**REQUIREMENT:** Lift out each line of the data that holds "Batch".

# INPUT FOR THIS TASK start

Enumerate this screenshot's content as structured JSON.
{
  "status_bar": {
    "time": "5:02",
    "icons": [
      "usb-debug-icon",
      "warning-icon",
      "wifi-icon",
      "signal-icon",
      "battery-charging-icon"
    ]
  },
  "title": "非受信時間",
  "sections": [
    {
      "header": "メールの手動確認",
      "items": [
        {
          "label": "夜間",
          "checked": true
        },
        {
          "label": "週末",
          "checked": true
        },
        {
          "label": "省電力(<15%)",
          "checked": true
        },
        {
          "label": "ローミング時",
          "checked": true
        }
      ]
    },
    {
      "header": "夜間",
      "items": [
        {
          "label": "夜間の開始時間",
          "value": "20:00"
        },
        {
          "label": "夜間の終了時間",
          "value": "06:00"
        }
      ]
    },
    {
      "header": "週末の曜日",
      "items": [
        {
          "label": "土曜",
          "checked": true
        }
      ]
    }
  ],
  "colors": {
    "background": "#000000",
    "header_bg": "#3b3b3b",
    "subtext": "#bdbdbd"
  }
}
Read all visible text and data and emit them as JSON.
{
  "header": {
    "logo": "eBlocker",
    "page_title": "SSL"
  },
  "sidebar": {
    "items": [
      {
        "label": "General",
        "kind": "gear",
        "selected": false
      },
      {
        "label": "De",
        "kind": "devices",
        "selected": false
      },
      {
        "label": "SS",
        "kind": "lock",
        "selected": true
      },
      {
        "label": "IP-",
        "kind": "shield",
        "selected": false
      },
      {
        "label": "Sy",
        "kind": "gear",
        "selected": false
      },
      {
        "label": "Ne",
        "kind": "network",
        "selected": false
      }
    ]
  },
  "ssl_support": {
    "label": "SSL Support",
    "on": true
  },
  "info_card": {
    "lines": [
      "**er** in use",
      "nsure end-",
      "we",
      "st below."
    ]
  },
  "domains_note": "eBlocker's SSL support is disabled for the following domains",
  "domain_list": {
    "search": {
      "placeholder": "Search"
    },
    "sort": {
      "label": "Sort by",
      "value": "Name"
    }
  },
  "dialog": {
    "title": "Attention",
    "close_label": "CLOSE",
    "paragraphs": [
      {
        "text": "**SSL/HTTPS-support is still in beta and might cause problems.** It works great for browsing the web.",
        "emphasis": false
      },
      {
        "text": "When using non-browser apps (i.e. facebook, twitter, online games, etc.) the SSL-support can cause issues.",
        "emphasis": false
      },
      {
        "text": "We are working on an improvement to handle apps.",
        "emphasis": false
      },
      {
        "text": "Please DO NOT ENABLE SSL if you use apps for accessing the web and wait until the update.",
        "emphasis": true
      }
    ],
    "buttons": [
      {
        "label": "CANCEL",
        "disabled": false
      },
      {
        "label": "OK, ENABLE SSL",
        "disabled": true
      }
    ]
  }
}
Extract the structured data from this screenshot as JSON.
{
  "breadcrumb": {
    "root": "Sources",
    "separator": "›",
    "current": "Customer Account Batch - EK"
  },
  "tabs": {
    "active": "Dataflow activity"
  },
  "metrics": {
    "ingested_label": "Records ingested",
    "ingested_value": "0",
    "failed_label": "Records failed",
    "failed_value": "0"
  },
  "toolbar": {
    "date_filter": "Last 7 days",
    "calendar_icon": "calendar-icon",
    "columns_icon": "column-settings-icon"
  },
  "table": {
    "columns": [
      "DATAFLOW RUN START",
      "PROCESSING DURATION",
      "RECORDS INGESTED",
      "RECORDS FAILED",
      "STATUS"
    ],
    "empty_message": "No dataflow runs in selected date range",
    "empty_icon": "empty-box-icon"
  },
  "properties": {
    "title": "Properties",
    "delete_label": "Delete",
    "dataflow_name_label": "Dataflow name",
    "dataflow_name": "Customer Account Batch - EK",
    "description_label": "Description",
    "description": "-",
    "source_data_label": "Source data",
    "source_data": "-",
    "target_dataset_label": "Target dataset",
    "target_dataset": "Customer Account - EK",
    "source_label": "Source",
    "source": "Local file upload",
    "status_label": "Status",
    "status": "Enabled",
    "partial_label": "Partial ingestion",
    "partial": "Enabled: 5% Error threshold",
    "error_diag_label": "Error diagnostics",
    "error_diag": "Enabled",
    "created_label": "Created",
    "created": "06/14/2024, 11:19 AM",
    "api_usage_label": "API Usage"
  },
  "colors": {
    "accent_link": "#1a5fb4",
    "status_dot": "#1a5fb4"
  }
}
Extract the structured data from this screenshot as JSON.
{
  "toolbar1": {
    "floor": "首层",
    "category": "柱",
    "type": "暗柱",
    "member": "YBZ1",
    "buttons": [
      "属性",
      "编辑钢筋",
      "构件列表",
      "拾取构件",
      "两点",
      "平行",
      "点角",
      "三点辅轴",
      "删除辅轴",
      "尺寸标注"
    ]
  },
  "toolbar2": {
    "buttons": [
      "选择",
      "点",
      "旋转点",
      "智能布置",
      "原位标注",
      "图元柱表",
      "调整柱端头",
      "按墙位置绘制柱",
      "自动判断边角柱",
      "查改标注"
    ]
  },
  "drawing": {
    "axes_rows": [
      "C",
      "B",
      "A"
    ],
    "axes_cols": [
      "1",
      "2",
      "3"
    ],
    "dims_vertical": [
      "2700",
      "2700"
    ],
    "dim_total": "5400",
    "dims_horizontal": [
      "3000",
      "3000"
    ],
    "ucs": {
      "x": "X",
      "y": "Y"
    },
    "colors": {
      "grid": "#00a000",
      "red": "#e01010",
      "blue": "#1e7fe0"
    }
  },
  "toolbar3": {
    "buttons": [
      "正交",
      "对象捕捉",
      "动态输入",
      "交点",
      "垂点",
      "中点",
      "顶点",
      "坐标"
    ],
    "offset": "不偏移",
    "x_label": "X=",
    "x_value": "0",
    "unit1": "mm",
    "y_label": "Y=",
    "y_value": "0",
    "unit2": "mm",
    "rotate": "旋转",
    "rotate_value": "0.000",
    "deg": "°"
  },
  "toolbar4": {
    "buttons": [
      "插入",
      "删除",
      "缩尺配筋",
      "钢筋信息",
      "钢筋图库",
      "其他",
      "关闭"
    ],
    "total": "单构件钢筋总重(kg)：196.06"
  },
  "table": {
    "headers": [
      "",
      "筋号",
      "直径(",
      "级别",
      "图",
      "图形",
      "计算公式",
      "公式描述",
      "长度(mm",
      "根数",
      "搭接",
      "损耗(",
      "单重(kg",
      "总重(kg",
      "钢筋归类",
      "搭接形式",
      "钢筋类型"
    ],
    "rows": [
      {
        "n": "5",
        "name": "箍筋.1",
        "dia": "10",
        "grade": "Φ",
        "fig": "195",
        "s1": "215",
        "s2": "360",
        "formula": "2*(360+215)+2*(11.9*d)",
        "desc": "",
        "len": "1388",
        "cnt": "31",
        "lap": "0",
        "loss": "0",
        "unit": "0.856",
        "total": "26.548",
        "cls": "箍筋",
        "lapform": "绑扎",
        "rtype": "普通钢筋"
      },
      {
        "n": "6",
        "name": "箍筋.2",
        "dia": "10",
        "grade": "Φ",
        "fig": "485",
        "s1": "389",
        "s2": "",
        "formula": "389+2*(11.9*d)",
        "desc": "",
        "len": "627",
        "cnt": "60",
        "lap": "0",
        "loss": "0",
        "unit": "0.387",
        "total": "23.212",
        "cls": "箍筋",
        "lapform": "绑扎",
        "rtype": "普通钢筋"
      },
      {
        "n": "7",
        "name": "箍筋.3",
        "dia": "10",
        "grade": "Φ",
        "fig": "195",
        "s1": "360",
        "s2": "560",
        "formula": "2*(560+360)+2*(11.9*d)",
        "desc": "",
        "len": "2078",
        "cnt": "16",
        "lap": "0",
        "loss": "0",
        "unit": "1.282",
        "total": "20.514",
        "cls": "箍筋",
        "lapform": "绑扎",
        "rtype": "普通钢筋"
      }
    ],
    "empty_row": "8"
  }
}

# INPUT FOR THIS TASK end

**SOLUTION FOR THIS PROBLEM:**
    "current": "Customer Account Batch - EK"
    "dataflow_name": "Customer Account Batch - EK",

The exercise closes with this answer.